GIVEN TEXT:

News:

And we're back!

Main Menu

Climate Change/Mass Extinction Megathread

Started by Syt, November 17, 2015, 05:50:30 AM

Previous topic - Next topic

garbon

Quote from: Syt on August 14, 2024, 03:00:21 AMWell, Vienna used to have about 8-10 30+ days per year (60s-90s average). It's now 3-4 times that amount.

I just realized it has been 5 years since I saw you in Vienna. Time flies.
"I've never been quite sure what the point of a eunuch is, if truth be told. It seems to me they're only men with the useful bits cut off."
I drank because I wanted to drown my sorrows, but now the damned things have learned to swim.

Sheilbh

Quote from: Josquius on August 14, 2024, 01:29:27 AMYet again my old annoyance comes back  - the UK has so many natural advantages, like the 90% of the time decentish weather,  that it just spurns in an effort to be shit.
There is literally no opinion you have that I find more baffling to wrong-headed than that the UK generally has decent weather :lol: :blink:
Let's bomb Russia!

Josquius

Quote from: Sheilbh on August 14, 2024, 03:53:38 AM
Quote from: Josquius on August 14, 2024, 01:29:27 AMYet again my old annoyance comes back  - the UK has so many natural advantages, like the 90% of the time decentish weather,  that it just spurns in an effort to be shit.
There is literally no opinion you have that I find more baffling to wrong-headed than that the UK generally has decent weather :lol: :blink:

I mean, its probably not the BEST weather. That would go more to, I dunno, Champagne or somewhere else in Northern France? But there you have the problem of French people.
But that the UK has a mild and balanced climate and generally optimum weather for human civilization is pretty much science no?
██████
██████
██████

Richard Hakluyt

Quote from: Sheilbh on August 14, 2024, 03:53:38 AM
Quote from: Josquius on August 14, 2024, 01:29:27 AMYet again my old annoyance comes back  - the UK has so many natural advantages, like the 90% of the time decentish weather,  that it just spurns in an effort to be shit.
There is literally no opinion you have that I find more baffling to wrong-headed than that the UK generally has decent weather :lol: :blink:

Oddly this is the area where I strongly agree with Jos  :lol:

England has excellent weather with the North of England, especially Lancashire, being particularly good  :cool:

Very few annoying insects too, truly a paradise  :D

garbon

Quote from: Richard Hakluyt on August 14, 2024, 04:06:27 AM
Quote from: Sheilbh on August 14, 2024, 03:53:38 AM
Quote from: Josquius on August 14, 2024, 01:29:27 AMYet again my old annoyance comes back  - the UK has so many natural advantages, like the 90% of the time decentish weather,  that it just spurns in an effort to be shit.

DIRECTION 1:
Answer the following from the forum thread, one line each.
(a) According to the quoted post by Syt, about how many days of 30+ did Vienna have per year on average from the 60s to the 90s?
(b) How many years have passed since garbon saw Syt in Vienna?
(c) Which part of England does Richard Hakluyt single out as having particularly good weather?
DIRECTION 2: Quote everything in the forum thread from "I drank because" down to "Let's bomb Russia!".
DIRECTION 3: Condense the paragraph of the forum thread beginning "I mean, its probably not the BEST weather" into two shorter sentences that keep its main points.

GIVEN INFORMATION:
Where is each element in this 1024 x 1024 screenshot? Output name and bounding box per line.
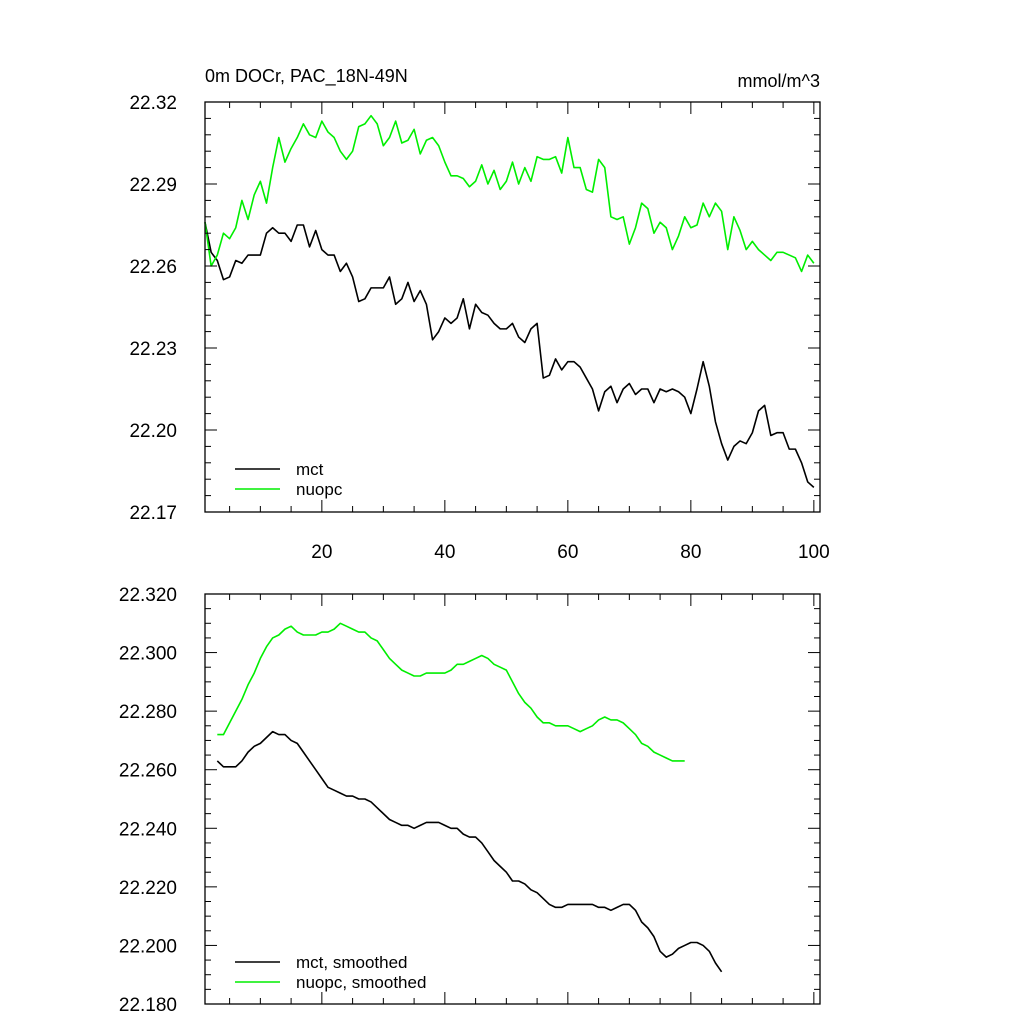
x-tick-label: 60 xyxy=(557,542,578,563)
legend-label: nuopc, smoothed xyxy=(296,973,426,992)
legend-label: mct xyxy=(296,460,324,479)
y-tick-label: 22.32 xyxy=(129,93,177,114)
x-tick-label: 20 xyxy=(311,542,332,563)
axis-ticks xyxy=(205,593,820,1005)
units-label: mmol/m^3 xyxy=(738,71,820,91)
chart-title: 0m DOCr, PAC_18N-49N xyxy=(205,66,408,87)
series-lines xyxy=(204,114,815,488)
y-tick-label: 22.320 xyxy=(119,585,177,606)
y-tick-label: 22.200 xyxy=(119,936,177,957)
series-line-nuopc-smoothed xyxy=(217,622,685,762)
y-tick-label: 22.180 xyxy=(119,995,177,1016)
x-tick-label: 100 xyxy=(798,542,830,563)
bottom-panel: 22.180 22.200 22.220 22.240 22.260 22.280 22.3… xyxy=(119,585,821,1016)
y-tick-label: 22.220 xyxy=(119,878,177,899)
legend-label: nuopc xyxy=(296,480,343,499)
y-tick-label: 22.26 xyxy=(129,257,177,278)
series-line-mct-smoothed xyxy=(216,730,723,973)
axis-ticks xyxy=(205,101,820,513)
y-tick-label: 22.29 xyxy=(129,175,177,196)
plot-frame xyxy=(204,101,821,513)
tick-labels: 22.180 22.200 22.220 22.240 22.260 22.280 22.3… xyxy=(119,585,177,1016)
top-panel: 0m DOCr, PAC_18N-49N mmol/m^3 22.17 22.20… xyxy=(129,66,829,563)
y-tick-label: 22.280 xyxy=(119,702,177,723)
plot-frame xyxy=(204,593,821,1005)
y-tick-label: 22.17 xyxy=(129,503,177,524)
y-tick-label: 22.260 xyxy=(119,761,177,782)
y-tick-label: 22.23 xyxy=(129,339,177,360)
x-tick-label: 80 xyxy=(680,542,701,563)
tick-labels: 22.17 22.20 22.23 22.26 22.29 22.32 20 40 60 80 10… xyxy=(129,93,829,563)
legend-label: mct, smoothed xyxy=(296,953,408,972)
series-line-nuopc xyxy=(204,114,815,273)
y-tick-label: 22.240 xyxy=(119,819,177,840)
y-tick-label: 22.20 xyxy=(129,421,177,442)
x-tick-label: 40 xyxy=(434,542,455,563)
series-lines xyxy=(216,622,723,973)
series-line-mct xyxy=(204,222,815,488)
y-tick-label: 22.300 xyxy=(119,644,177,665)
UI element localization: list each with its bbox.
---
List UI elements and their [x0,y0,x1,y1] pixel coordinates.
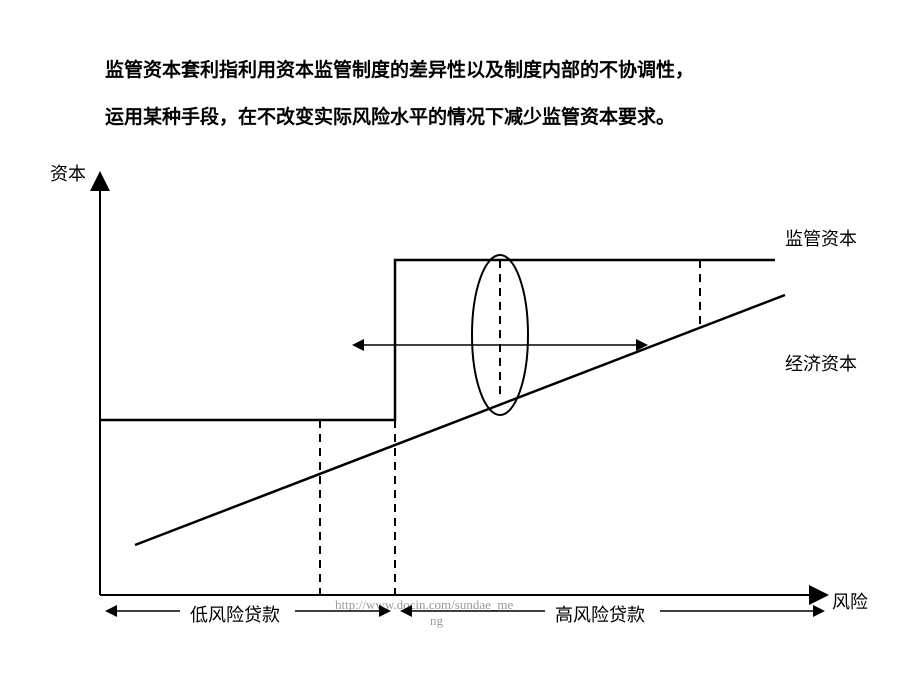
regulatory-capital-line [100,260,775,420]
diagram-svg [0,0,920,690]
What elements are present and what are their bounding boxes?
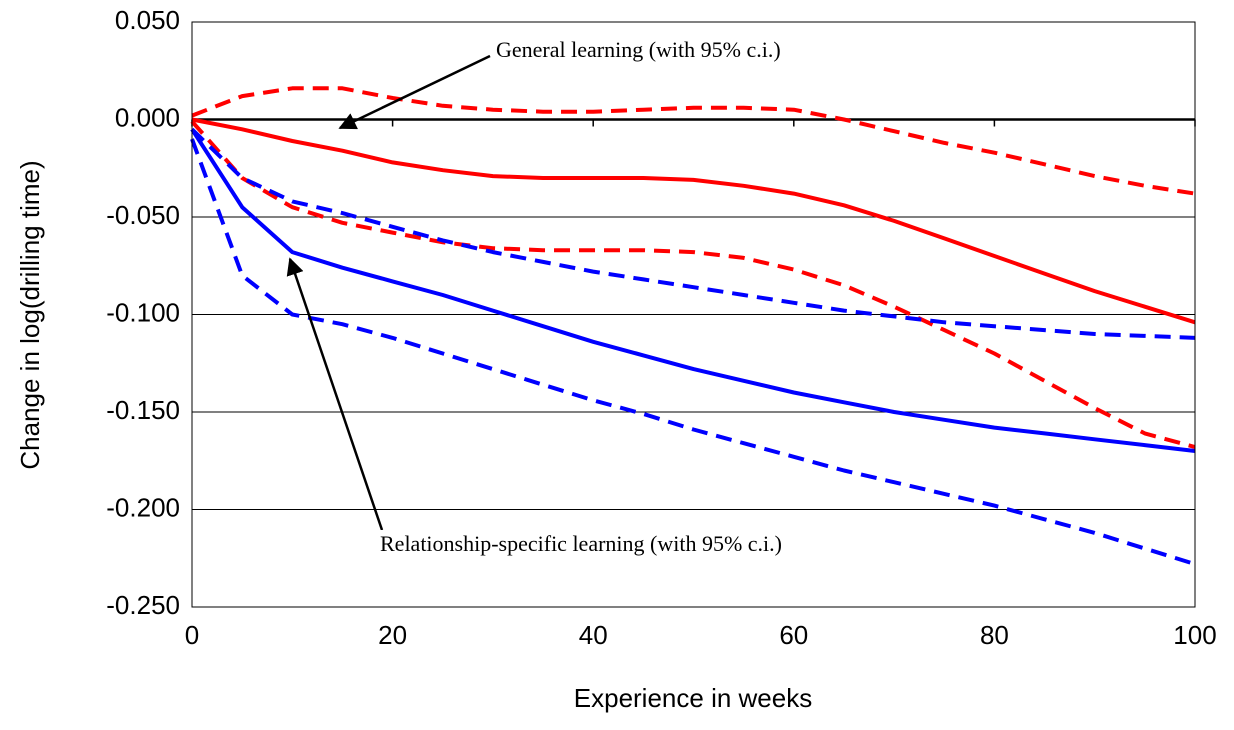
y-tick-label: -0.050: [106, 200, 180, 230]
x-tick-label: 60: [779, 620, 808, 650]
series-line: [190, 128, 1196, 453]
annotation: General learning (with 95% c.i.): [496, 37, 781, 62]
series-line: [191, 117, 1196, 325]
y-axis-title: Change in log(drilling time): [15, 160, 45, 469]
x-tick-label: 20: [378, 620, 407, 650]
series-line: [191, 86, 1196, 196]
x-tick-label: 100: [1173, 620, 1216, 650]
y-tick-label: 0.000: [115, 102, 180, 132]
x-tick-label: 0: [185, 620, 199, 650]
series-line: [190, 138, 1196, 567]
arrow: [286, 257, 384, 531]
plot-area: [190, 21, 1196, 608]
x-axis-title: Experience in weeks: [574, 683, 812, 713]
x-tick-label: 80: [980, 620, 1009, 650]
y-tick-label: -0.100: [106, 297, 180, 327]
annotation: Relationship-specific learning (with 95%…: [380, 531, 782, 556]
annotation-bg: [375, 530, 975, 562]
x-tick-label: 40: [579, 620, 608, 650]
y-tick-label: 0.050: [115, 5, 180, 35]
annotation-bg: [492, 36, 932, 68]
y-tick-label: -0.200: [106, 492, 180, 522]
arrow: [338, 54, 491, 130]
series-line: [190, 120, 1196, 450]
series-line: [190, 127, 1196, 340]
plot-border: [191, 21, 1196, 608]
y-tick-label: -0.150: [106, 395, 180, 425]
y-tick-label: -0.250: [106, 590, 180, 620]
--
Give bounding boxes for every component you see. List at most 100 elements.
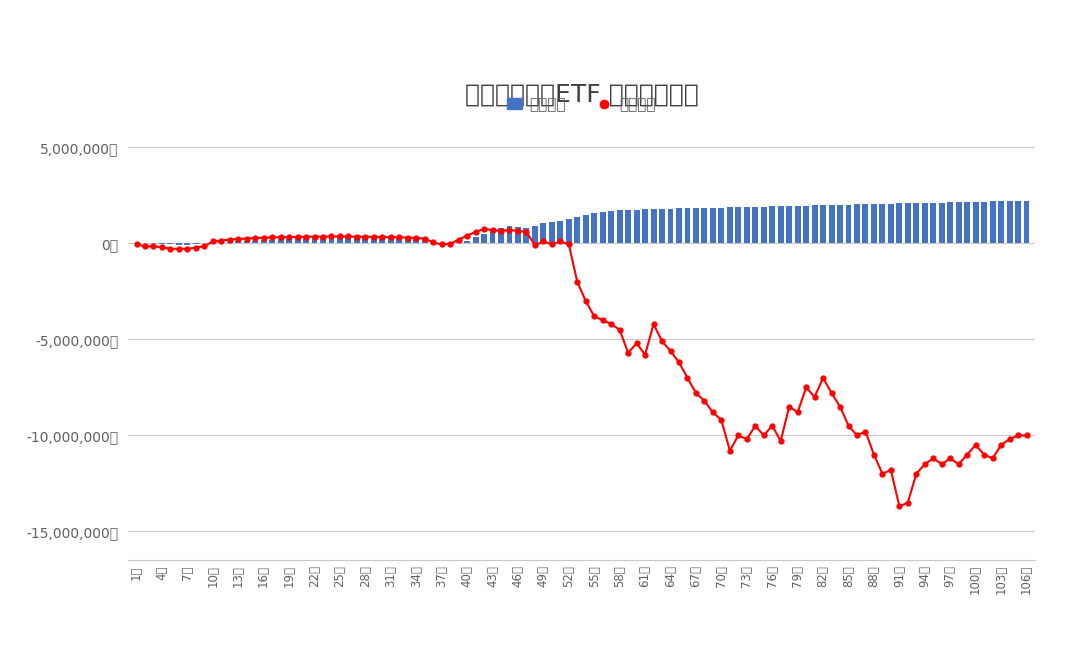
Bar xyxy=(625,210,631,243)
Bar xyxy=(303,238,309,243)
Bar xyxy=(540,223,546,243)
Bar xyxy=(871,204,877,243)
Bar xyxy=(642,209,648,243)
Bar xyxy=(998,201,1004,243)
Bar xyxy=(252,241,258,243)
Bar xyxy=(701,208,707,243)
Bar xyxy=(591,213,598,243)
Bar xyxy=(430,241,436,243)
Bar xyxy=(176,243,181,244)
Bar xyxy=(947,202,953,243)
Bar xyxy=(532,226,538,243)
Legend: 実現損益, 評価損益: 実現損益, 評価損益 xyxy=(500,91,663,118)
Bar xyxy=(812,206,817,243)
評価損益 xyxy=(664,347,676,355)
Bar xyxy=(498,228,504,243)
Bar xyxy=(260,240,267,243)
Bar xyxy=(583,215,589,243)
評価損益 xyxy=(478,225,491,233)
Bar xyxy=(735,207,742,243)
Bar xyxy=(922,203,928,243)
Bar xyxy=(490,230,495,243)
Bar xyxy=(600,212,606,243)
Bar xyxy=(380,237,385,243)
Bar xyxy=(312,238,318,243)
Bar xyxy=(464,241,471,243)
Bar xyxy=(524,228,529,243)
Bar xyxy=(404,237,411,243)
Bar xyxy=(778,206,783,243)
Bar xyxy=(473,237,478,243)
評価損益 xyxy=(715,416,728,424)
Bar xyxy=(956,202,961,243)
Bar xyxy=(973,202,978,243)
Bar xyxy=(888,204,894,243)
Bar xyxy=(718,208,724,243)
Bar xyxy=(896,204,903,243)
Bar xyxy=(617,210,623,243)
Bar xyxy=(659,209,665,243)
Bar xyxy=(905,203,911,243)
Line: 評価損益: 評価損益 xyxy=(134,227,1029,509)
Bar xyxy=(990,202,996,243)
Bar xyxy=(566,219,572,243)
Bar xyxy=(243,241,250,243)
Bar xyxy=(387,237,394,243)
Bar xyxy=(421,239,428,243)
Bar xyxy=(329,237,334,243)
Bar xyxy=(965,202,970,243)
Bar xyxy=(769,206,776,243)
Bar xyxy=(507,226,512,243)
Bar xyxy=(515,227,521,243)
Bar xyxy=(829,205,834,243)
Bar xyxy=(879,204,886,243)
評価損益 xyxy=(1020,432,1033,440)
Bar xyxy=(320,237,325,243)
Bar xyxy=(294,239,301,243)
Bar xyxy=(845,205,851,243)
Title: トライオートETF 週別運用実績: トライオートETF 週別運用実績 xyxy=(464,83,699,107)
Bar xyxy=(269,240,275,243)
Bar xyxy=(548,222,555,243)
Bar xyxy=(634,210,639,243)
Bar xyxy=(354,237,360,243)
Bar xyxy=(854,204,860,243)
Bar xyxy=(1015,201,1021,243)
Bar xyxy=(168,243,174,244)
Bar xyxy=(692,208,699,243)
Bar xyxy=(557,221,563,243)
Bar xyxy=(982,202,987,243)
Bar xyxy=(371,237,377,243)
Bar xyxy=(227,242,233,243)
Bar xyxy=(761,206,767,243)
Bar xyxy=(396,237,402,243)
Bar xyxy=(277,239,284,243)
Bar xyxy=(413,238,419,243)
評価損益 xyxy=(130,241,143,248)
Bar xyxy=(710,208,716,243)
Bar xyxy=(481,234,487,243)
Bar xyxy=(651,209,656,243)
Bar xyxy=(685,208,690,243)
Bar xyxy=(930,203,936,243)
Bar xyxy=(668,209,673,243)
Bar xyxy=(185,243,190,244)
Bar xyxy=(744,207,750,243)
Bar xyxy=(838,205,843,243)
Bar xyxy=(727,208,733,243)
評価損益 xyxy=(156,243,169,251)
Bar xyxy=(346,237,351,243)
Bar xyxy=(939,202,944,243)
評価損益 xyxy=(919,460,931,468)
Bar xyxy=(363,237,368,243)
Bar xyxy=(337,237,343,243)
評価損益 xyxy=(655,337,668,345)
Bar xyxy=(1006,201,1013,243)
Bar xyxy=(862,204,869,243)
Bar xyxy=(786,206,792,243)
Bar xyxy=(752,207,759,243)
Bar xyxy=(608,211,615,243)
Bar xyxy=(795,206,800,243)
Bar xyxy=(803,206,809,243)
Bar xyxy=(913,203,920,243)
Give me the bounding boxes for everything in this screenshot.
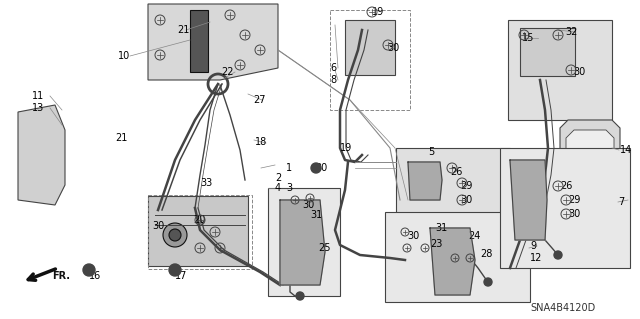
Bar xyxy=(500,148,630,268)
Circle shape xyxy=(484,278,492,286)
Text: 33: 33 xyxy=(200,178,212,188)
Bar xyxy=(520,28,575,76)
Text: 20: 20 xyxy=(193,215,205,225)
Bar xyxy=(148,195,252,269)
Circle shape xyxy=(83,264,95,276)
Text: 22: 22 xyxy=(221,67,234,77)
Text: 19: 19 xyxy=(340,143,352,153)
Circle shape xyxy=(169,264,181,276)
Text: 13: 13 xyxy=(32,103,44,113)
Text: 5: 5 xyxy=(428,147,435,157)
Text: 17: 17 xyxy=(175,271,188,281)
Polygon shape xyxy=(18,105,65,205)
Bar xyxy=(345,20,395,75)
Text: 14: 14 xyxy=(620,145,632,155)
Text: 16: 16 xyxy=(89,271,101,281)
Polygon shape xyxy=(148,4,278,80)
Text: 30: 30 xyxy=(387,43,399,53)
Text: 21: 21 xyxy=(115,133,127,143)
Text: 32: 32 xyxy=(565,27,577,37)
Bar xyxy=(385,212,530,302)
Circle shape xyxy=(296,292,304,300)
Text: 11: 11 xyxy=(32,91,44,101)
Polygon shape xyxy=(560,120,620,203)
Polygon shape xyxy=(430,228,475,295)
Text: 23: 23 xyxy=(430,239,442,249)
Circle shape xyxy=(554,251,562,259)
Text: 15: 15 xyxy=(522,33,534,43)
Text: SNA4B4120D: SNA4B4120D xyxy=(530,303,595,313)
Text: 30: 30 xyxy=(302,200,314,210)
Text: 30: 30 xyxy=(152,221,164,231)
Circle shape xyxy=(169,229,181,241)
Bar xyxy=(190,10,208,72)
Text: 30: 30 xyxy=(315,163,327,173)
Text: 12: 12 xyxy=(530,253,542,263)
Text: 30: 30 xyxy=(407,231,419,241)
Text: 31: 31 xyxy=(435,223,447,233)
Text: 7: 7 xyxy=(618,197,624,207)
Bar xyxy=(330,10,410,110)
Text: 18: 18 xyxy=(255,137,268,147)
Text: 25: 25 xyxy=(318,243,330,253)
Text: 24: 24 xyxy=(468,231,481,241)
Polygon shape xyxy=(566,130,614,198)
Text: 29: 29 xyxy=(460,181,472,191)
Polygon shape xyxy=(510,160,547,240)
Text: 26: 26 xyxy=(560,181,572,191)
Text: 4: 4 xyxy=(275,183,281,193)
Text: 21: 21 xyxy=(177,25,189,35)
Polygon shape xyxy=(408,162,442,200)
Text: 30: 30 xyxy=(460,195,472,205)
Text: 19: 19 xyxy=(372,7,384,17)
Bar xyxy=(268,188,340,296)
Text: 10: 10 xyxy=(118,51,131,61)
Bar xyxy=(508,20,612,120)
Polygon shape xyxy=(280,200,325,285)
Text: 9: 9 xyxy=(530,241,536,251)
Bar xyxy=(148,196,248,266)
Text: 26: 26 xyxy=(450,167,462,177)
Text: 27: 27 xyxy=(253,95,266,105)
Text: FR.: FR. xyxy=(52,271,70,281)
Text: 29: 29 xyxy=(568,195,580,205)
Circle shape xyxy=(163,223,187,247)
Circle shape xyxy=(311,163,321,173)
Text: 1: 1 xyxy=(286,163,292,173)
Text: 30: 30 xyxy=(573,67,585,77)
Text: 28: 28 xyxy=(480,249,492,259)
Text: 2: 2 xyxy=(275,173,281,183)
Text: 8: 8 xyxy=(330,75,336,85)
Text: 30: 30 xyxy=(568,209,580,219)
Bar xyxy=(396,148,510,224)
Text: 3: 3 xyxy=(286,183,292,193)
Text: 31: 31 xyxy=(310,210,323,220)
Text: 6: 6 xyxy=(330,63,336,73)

FULL ANSWER 1:
(a) About 8-10 days per year.
(b) 5 years.
(c) The North of England, especially Lancashire.

FULL ANSWER 2:
I drank because I wanted to drown my sorrows, but now the damned things have learned to swim.

Sheilbh

Quote from: Josquius on August 14, 2024, 01:29:27 AMYet again my old annoyance comes back  - the UK has so many natural advantages, like the 90% of the time decentish weather,  that it just spurns in an effort to be shit.
There is literally no opinion you have that I find more baffling to wrong-headed than that the UK generally has decent weather :lol: :blink:
Let's bomb Russia!

FULL ANSWER 3: The UK probably does not have the very best weather, which might instead be found in Champagne or elsewhere in Northern France, though that comes with the problem of French people. Even so, the UK's mild, balanced climate and generally optimum weather for human civilization are held to be pretty much science.